#### Exercise objective:
Go through the listing and pick out each line with the word "adapted" in it.

#### Given records:
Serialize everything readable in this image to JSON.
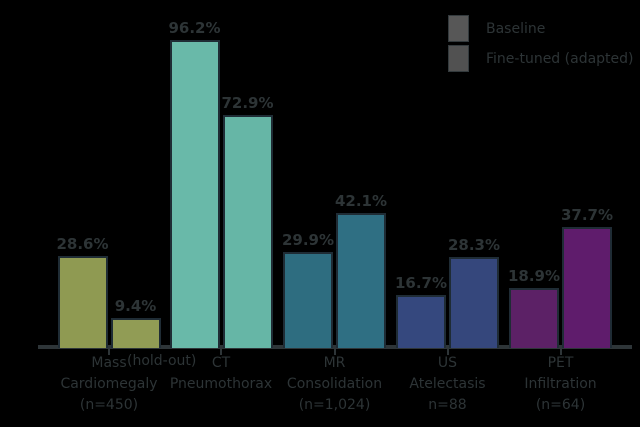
{
  "colors": {
    "background": "#000000",
    "text": "#2d3436",
    "axis": "#2e3538",
    "bar_outline": "#1f2c35",
    "legend_swatch_1": "#575757",
    "legend_swatch_2": "#515151"
  },
  "legend": {
    "items": [
      {
        "label": "Baseline",
        "swatch_color": "#575757"
      },
      {
        "label": "Fine-tuned (adapted)",
        "swatch_color": "#515151"
      }
    ]
  },
  "axis_annotation": "(hold-out)",
  "chart_data": {
    "type": "bar",
    "title": "",
    "xlabel": "",
    "ylabel": "",
    "ylim": [
      0,
      100
    ],
    "grid": false,
    "legend_position": "upper right",
    "categories": [
      {
        "lines": [
          "Mass",
          "Cardiomegaly",
          "(n=450)"
        ]
      },
      {
        "lines": [
          "CT",
          "Pneumothorax"
        ]
      },
      {
        "lines": [
          "MR",
          "Consolidation",
          "(n=1,024)"
        ]
      },
      {
        "lines": [
          "US",
          "Atelectasis",
          "n=88"
        ]
      },
      {
        "lines": [
          "PET",
          "Infiltration",
          "(n=64)"
        ]
      }
    ],
    "series": [
      {
        "name": "Baseline",
        "values": [
          28.6,
          96.2,
          29.9,
          16.7,
          18.9
        ],
        "labels": [
          "28.6%",
          "96.2%",
          "29.9%",
          "16.7%",
          "18.9%"
        ],
        "colors": [
          "#8F9A52",
          "#69B9A9",
          "#2E6D80",
          "#35487E",
          "#5C2166"
        ]
      },
      {
        "name": "Fine-tuned (adapted)",
        "values": [
          9.4,
          72.9,
          42.1,
          28.3,
          37.7
        ],
        "labels": [
          "9.4%",
          "72.9%",
          "42.1%",
          "28.3%",
          "37.7%"
        ],
        "colors": [
          "#919C55",
          "#66B6A6",
          "#2F6F83",
          "#35477C",
          "#5F1C6C"
        ]
      }
    ]
  }
}
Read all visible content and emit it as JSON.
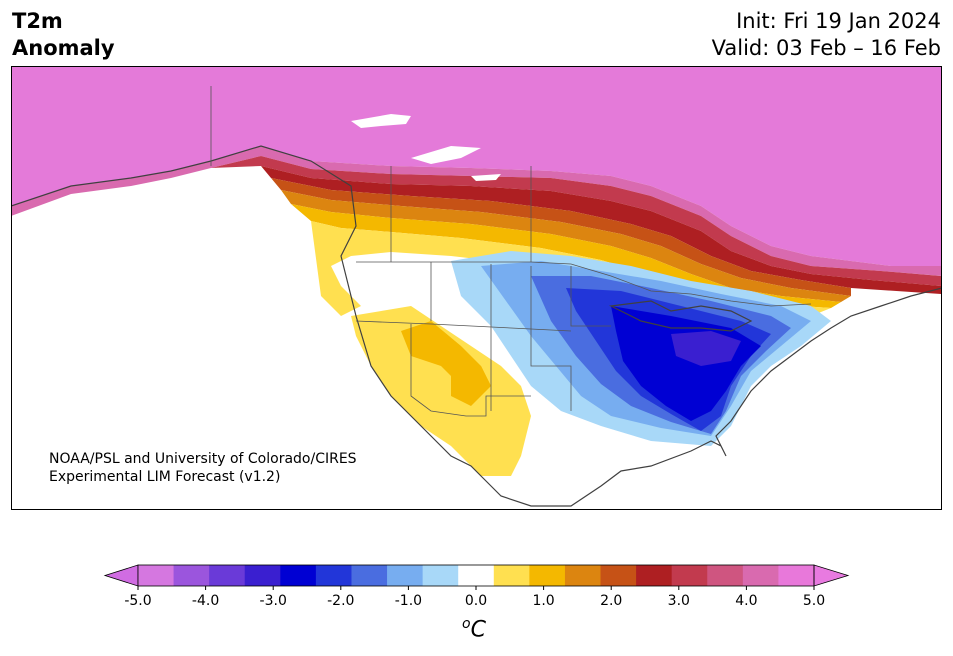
{
  "header": {
    "title_line1": "T2m",
    "title_line2": "Anomaly",
    "init": "Init: Fri 19 Jan 2024",
    "valid": "Valid: 03 Feb – 16 Feb"
  },
  "credit": {
    "line1": "NOAA/PSL and University of Colorado/CIRES",
    "line2": "Experimental LIM Forecast (v1.2)"
  },
  "colorbar": {
    "unit_base": "C",
    "unit_super": "o",
    "tick_labels": [
      "-5.0",
      "-4.0",
      "-3.0",
      "-2.0",
      "-1.0",
      "0.0",
      "1.0",
      "2.0",
      "3.0",
      "4.0",
      "5.0"
    ],
    "bins": [
      "#d577e0",
      "#9b55dd",
      "#6a3ad8",
      "#3a1fd0",
      "#0000d3",
      "#2236d9",
      "#4a6de0",
      "#77adf0",
      "#a8d8f8",
      "#ffffff",
      "#ffe050",
      "#f4b800",
      "#dc8510",
      "#c65216",
      "#ae1f22",
      "#c23a4e",
      "#cf5580",
      "#d96aaf",
      "#e878da"
    ],
    "min_extend": "#d06ce2",
    "max_extend": "#e87ae0"
  }
}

#### Correct answer:
        "label": "Fine-tuned (adapted)",
        "name": "Fine-tuned (adapted)",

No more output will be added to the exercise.